> **YOUR GOAL**:
Pick out each line with the word "Service" from the material that follows.

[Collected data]
****

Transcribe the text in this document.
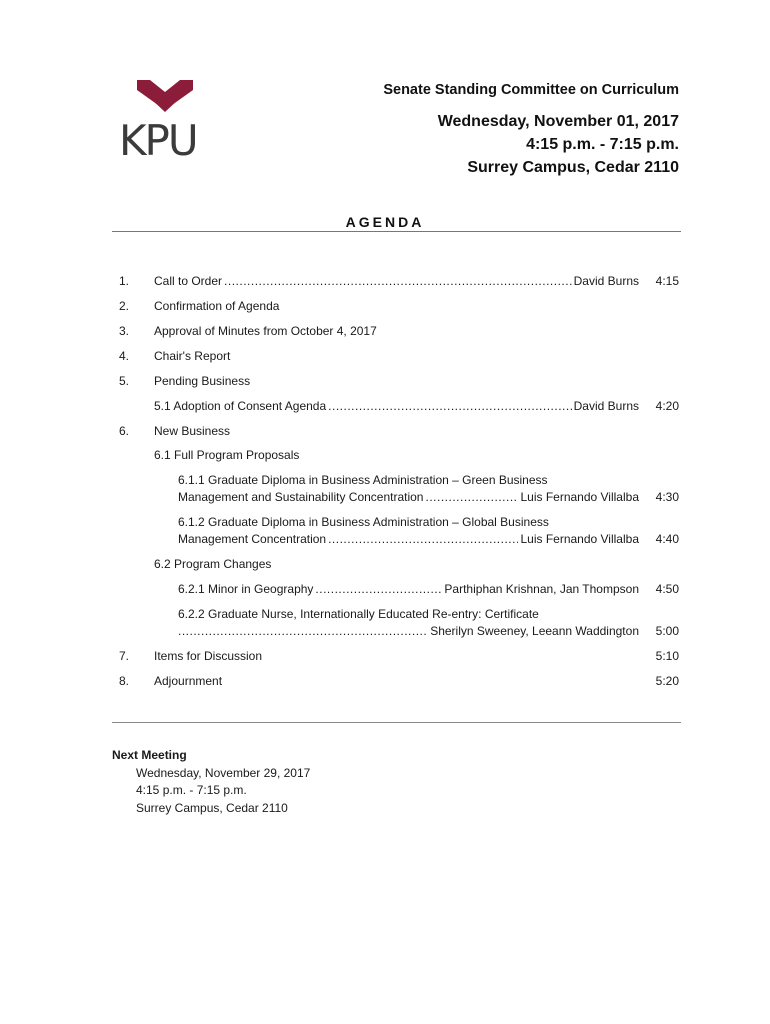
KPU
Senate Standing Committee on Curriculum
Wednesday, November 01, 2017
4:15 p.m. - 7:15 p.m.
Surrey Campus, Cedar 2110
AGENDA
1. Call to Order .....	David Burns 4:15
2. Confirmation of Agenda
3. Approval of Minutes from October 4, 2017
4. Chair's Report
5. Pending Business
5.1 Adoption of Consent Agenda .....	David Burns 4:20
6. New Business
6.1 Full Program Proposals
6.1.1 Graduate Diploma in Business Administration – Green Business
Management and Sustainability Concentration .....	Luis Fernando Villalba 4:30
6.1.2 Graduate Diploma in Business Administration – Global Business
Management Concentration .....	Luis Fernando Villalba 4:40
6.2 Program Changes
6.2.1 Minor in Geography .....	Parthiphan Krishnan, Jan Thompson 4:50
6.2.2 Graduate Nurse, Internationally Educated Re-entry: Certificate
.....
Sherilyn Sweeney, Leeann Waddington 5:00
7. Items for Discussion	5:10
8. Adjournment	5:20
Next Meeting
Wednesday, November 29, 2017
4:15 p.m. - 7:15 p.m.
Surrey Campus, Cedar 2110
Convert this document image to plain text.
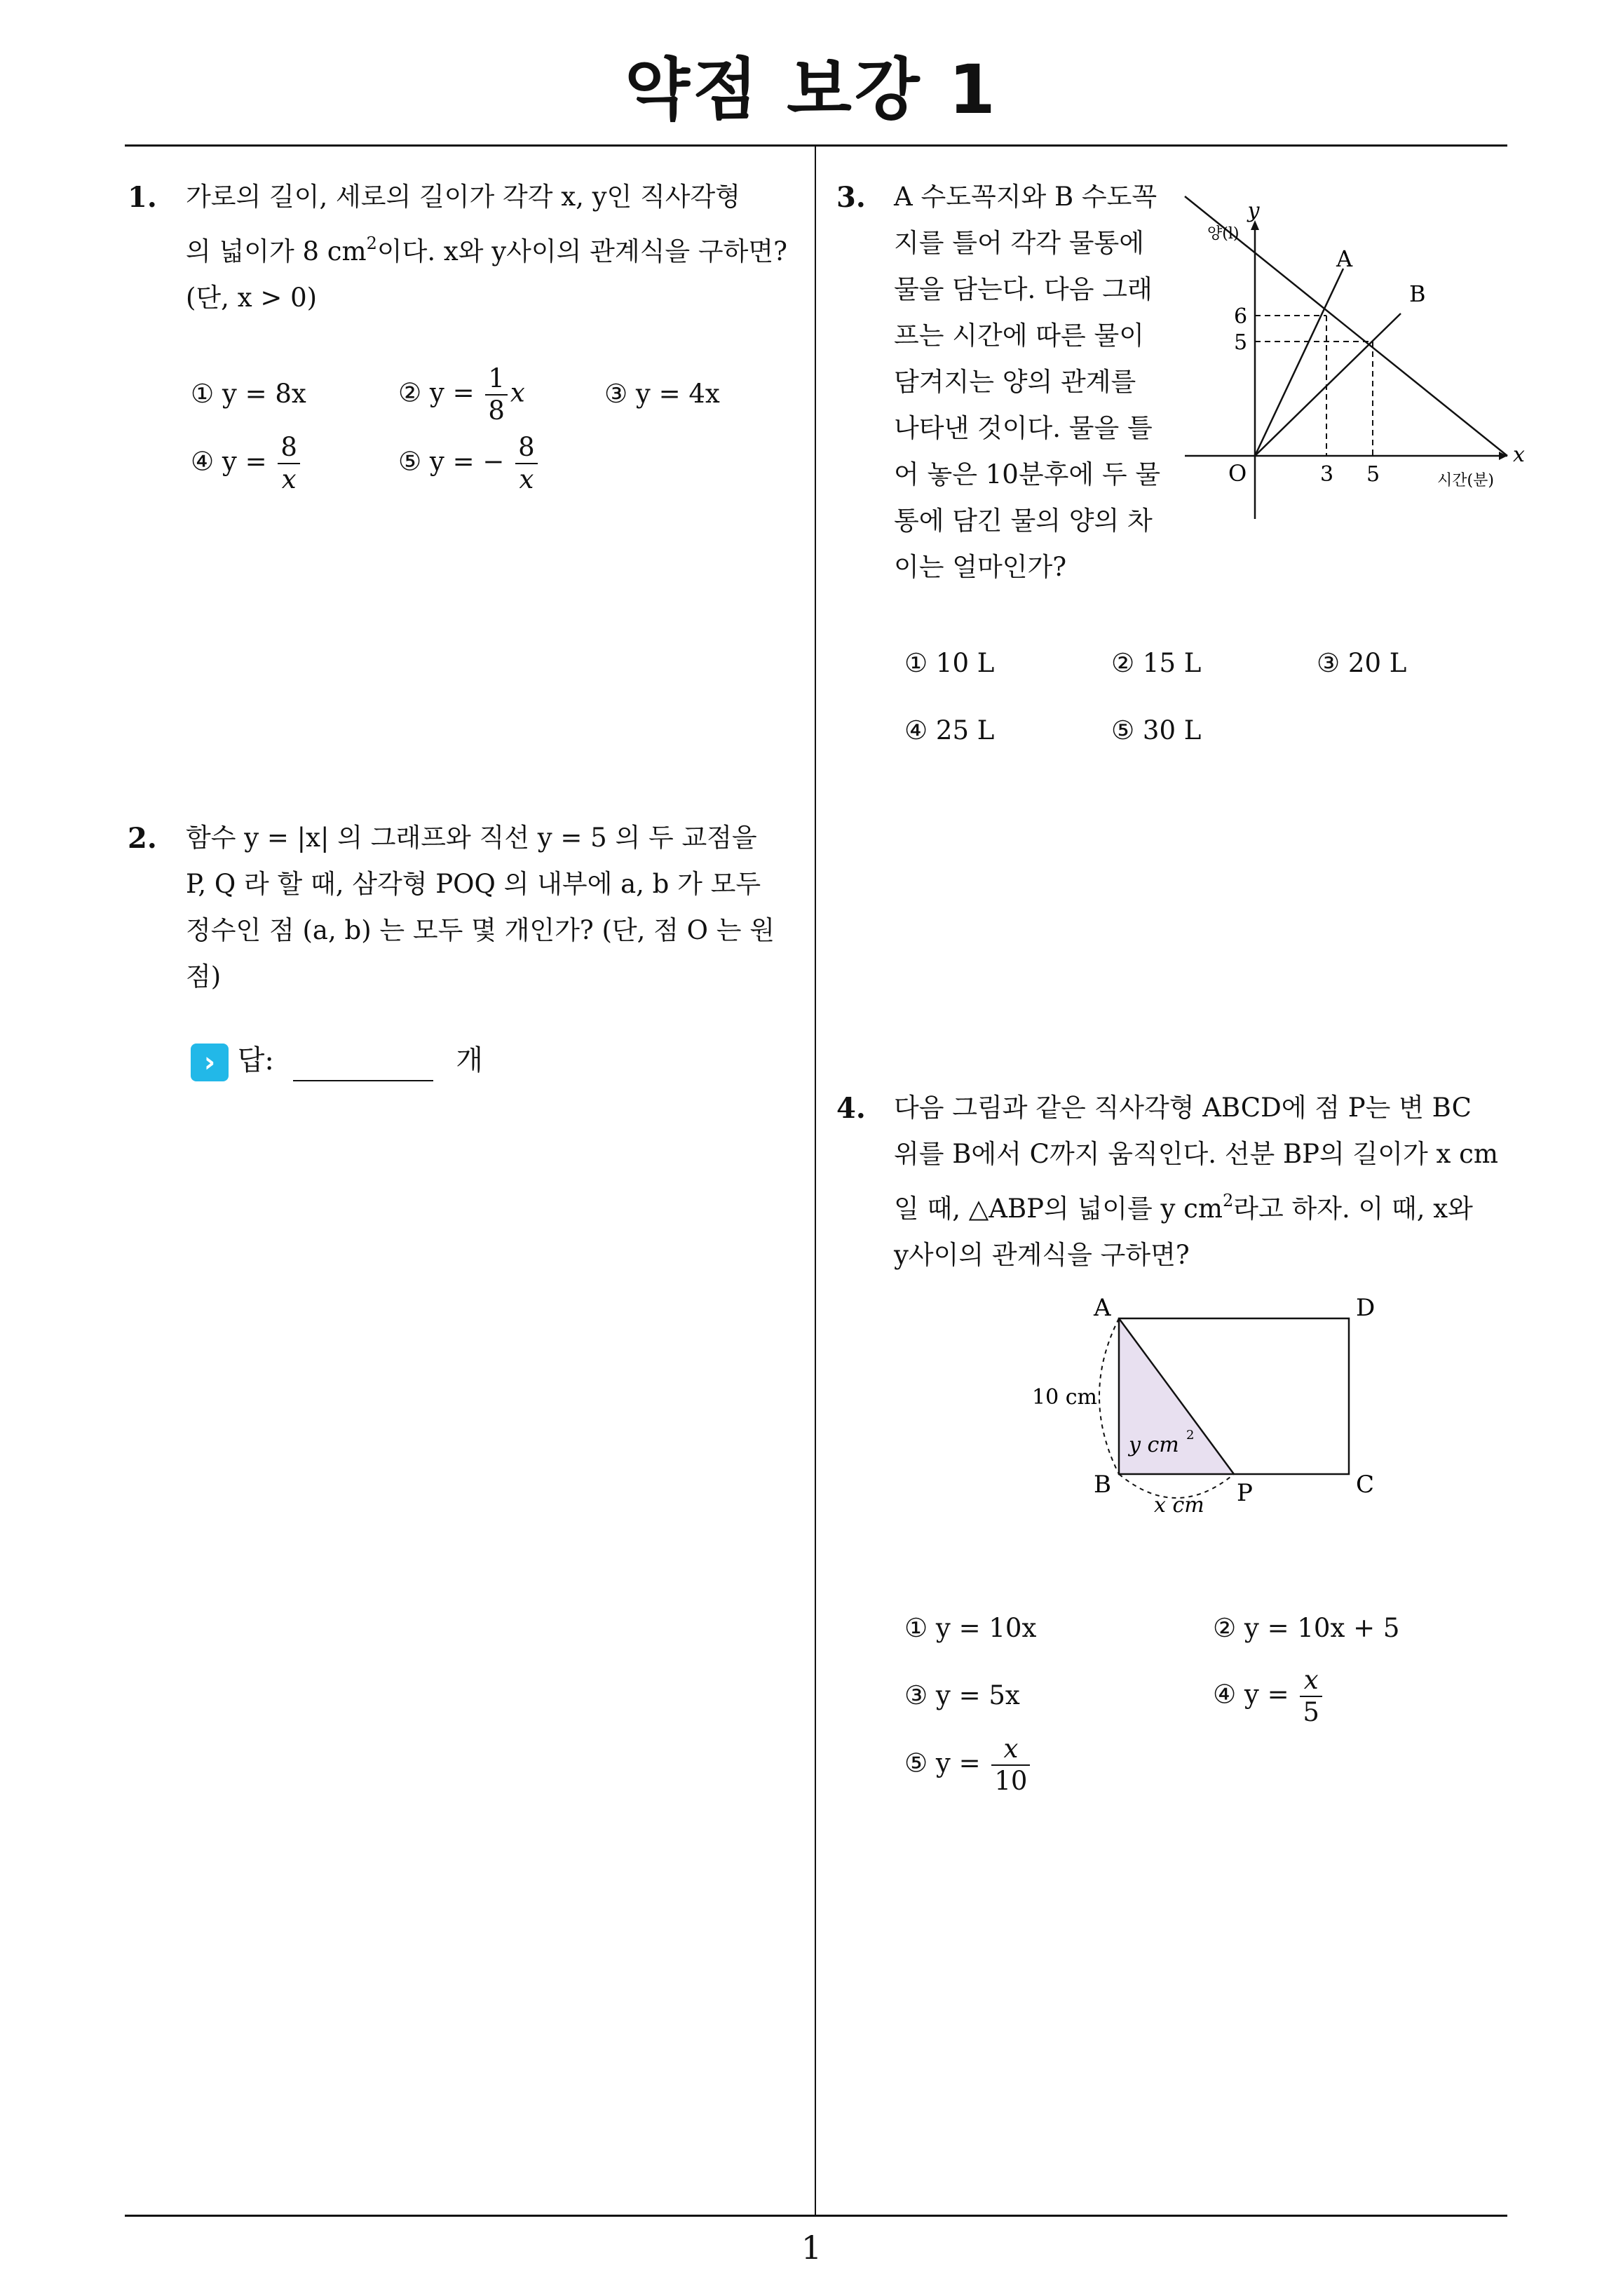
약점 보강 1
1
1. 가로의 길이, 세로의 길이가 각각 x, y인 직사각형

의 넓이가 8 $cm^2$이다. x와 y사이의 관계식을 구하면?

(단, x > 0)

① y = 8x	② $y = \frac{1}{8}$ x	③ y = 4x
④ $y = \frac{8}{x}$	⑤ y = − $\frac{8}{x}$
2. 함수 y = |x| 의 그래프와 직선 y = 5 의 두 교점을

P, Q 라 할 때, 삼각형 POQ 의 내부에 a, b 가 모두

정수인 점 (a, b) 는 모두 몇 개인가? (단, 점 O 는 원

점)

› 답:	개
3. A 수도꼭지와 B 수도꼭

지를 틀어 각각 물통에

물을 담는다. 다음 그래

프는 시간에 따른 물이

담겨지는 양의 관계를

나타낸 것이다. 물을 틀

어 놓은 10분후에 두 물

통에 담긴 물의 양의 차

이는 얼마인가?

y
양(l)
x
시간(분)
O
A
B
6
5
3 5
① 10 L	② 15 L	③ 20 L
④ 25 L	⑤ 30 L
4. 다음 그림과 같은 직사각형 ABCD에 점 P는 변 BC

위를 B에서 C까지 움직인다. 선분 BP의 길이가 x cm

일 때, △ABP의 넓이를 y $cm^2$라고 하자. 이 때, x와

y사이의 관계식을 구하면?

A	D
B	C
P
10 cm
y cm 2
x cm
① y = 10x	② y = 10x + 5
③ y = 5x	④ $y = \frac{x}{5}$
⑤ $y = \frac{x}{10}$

****

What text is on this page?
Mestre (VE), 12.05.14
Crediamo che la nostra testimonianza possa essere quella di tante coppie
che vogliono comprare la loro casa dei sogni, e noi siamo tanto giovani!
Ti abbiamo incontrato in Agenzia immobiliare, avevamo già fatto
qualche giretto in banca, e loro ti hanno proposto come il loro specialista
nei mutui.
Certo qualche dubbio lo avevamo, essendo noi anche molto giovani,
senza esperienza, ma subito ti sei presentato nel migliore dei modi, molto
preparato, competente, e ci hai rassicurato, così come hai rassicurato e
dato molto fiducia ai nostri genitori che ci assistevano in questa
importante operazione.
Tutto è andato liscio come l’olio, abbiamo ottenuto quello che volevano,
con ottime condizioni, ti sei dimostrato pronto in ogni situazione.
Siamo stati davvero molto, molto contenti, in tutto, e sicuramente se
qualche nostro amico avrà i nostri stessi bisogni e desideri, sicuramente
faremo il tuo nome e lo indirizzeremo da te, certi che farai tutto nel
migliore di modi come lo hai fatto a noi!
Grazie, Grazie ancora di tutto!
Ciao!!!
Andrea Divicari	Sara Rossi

****

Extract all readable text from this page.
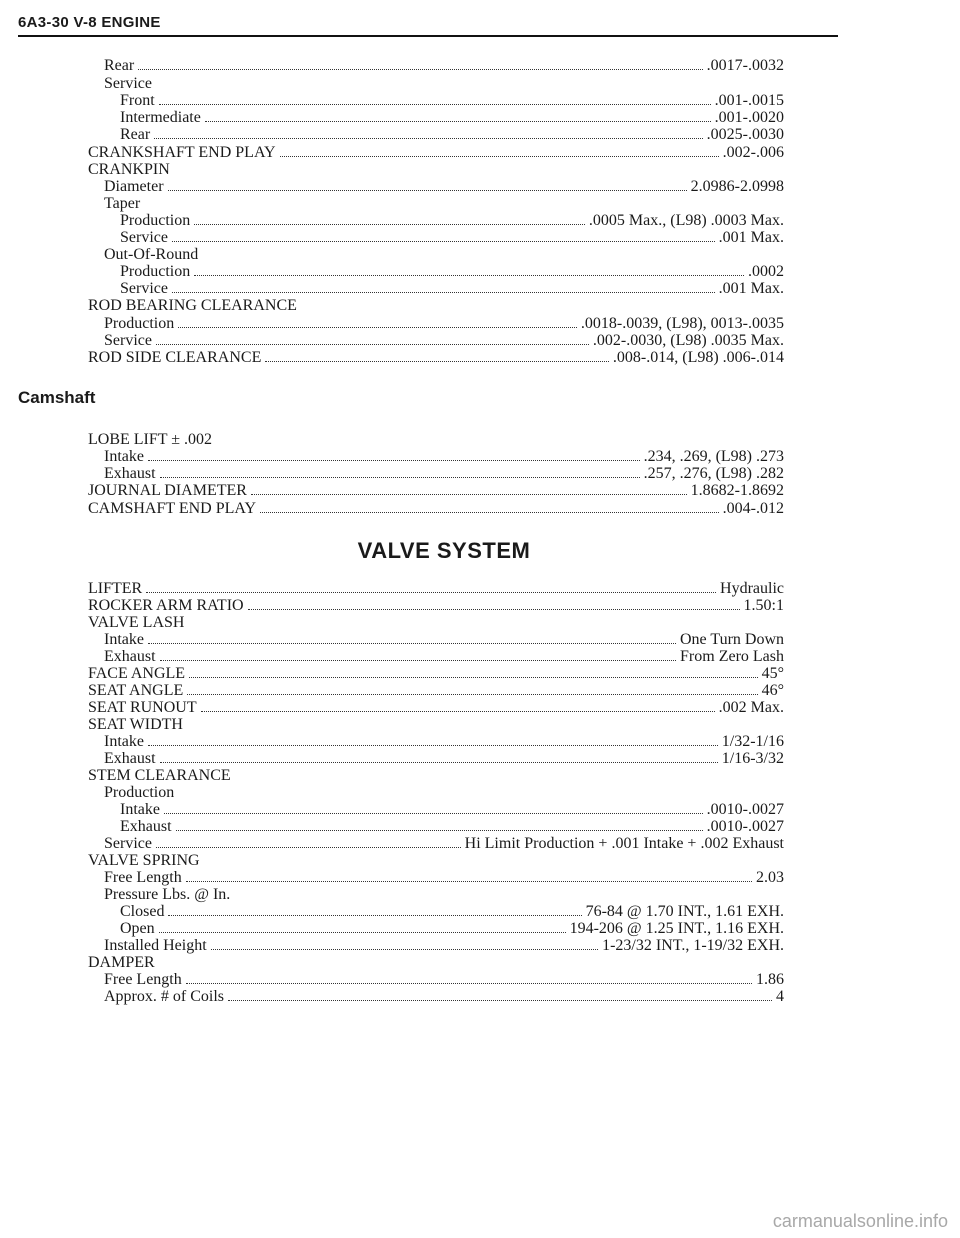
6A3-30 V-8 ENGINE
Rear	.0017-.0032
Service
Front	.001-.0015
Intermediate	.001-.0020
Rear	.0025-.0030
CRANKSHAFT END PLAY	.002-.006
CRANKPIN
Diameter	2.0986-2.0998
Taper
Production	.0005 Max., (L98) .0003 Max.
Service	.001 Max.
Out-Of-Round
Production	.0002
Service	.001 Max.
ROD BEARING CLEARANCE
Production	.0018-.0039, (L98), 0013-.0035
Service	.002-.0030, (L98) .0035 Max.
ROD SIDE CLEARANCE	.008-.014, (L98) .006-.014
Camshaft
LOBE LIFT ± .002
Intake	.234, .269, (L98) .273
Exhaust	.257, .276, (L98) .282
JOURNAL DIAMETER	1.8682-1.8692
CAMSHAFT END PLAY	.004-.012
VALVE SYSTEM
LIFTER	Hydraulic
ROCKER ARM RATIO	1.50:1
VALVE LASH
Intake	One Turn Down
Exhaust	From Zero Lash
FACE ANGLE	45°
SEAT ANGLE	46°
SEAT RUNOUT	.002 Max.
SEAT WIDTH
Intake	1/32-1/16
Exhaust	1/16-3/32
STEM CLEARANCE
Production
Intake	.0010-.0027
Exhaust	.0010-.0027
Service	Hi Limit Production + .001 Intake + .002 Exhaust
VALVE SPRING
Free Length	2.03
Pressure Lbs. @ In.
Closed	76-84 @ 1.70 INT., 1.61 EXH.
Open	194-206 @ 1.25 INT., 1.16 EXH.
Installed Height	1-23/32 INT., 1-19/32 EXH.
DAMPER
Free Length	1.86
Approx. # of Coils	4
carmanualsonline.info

****

> **CORRECT RESULT**:
Service
Service	.001 Max.
Service	.001 Max.
Service	.002-.0030, (L98) .0035 Max.
Service	Hi Limit Production + .001 Intake + .002 Exhaust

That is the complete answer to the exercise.